Search the material for the string "JSON", then report how many lines hold it, with no other text.

[start of Listing]

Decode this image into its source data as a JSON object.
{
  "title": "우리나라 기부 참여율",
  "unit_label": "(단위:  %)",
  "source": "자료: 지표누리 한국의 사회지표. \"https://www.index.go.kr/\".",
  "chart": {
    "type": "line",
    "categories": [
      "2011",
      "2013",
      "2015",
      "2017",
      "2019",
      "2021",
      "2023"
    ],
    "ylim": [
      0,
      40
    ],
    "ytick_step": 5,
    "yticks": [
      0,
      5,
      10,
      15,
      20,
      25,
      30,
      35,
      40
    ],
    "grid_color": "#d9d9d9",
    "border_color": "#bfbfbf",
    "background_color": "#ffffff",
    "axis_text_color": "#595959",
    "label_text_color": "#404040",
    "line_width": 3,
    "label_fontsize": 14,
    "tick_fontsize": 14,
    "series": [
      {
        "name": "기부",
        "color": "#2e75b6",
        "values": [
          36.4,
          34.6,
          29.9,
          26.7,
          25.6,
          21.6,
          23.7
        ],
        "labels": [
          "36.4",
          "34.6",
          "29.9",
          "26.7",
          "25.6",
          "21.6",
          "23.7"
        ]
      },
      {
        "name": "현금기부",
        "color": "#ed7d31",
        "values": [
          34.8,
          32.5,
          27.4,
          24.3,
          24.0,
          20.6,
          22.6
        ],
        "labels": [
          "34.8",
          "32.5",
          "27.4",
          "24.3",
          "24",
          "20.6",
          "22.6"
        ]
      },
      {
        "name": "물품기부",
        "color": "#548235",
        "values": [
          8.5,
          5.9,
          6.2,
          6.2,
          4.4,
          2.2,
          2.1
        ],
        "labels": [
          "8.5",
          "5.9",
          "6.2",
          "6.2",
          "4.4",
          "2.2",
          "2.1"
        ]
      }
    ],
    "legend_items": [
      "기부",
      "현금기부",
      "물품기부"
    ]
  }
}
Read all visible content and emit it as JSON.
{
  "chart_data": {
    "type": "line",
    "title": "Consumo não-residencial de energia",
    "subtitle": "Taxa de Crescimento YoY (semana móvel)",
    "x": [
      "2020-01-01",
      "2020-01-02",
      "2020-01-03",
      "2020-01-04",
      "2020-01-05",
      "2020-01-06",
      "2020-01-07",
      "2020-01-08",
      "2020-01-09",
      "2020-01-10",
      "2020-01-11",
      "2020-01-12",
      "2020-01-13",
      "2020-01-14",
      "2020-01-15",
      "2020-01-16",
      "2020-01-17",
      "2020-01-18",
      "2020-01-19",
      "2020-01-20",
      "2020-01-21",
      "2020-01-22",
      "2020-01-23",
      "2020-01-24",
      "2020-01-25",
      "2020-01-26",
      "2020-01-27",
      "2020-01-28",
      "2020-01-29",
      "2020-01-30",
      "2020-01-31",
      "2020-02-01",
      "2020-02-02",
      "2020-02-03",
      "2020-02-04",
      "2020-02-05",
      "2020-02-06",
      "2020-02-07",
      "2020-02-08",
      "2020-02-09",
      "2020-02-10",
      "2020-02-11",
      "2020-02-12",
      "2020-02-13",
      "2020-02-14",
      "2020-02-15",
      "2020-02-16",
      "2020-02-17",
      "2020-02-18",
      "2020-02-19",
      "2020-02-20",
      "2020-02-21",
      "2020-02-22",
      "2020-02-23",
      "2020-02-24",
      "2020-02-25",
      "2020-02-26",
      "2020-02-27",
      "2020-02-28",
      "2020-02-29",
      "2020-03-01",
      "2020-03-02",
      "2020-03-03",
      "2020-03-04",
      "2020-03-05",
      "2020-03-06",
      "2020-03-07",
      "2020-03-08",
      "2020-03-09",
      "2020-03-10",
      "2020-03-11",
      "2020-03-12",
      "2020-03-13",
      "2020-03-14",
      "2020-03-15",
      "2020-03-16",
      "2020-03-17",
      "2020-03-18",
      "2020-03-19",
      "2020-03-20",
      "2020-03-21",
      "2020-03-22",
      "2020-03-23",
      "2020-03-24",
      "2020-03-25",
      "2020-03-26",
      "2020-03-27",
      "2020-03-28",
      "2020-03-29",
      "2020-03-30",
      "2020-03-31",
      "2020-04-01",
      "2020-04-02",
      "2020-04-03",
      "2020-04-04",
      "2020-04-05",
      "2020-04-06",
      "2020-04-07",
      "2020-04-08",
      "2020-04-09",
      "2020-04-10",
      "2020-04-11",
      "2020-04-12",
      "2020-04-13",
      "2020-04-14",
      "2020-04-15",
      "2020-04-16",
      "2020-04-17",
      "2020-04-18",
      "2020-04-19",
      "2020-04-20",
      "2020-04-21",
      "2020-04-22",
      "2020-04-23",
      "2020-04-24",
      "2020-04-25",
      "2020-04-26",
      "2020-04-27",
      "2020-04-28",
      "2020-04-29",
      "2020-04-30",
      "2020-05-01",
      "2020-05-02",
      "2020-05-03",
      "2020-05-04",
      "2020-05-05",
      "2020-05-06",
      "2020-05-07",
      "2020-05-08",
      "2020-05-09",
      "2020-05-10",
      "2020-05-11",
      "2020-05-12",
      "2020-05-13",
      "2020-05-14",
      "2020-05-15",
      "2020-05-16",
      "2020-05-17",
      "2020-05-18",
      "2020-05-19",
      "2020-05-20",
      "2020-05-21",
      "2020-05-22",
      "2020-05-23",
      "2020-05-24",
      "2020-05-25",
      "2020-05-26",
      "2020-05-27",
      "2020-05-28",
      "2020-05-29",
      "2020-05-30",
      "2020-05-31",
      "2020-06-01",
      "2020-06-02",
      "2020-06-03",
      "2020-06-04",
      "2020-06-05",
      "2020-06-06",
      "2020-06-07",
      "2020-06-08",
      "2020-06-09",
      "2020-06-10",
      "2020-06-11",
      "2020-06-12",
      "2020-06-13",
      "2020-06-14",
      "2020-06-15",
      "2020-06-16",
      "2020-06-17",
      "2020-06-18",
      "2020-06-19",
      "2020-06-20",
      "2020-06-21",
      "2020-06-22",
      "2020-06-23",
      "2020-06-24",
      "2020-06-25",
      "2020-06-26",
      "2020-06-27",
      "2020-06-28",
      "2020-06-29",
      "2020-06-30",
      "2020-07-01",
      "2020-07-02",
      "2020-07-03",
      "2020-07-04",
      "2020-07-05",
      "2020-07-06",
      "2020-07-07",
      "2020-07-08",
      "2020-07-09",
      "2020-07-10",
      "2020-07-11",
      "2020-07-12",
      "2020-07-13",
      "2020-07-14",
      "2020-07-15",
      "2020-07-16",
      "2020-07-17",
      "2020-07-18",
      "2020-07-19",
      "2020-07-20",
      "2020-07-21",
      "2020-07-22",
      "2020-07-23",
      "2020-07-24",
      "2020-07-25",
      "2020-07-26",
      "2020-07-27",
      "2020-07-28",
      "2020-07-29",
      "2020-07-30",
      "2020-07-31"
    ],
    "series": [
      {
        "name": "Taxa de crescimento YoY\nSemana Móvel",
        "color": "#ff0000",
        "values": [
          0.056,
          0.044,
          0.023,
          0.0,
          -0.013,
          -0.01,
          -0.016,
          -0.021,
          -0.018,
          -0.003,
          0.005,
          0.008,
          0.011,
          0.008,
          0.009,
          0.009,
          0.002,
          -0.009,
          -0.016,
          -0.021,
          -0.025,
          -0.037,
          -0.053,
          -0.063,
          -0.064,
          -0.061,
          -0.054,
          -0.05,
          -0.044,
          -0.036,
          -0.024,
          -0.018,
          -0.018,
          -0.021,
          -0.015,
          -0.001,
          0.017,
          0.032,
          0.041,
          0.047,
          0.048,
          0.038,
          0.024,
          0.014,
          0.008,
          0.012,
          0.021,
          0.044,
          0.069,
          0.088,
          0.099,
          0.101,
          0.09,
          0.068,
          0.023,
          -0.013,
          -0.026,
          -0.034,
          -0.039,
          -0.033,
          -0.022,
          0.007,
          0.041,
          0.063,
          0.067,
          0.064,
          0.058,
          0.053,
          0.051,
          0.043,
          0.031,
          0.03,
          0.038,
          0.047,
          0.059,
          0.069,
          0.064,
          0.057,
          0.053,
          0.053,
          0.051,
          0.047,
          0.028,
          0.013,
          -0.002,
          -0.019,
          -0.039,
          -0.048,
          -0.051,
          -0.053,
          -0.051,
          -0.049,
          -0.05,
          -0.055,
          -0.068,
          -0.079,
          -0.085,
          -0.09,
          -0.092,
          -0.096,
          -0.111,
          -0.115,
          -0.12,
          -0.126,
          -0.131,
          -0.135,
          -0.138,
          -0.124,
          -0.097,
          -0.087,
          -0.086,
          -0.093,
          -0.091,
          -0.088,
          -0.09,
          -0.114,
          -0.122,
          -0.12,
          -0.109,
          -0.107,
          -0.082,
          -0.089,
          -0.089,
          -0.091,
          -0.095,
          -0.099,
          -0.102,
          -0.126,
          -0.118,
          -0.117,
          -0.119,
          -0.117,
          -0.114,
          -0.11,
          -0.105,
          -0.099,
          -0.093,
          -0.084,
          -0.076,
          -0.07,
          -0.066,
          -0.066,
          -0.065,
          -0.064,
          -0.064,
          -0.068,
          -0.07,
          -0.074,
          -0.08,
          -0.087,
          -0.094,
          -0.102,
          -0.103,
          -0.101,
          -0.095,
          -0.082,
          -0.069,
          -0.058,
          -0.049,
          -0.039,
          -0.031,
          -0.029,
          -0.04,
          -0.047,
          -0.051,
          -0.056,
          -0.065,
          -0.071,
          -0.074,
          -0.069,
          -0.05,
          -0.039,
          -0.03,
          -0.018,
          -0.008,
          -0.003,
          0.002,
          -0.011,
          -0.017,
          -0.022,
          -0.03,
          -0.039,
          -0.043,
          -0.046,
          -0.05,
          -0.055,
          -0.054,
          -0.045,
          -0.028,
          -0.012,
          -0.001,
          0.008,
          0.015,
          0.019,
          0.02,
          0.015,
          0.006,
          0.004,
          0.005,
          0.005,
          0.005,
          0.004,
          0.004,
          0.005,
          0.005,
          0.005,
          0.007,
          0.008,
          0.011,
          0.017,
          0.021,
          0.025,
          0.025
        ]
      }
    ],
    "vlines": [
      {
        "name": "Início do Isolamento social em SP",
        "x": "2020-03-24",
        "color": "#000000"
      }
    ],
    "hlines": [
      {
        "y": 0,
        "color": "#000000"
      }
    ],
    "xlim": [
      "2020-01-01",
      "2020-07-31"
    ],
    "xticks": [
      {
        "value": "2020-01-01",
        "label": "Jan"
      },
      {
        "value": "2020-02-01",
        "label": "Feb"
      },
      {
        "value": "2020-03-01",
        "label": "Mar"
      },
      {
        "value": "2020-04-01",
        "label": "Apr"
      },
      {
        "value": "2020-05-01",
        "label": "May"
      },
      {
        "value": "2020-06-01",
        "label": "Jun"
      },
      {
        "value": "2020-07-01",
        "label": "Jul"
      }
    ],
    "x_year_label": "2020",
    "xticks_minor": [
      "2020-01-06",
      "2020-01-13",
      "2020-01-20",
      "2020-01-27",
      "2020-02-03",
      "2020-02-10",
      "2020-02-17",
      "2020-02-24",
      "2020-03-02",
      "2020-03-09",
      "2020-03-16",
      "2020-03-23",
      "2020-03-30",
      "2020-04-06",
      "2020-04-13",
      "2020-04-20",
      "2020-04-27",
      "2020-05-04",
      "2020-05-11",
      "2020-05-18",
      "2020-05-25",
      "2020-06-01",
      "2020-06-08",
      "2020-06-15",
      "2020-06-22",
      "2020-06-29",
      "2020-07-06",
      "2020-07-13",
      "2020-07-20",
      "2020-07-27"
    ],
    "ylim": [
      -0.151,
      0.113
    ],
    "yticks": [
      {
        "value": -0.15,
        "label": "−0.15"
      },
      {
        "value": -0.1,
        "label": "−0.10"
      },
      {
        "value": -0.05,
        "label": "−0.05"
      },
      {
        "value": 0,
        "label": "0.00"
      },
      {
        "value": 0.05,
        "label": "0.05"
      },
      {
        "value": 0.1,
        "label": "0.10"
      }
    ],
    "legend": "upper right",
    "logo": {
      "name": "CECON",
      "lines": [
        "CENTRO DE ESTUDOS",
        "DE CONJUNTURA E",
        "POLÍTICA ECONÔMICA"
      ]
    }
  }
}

[end of Listing]

[In response] 2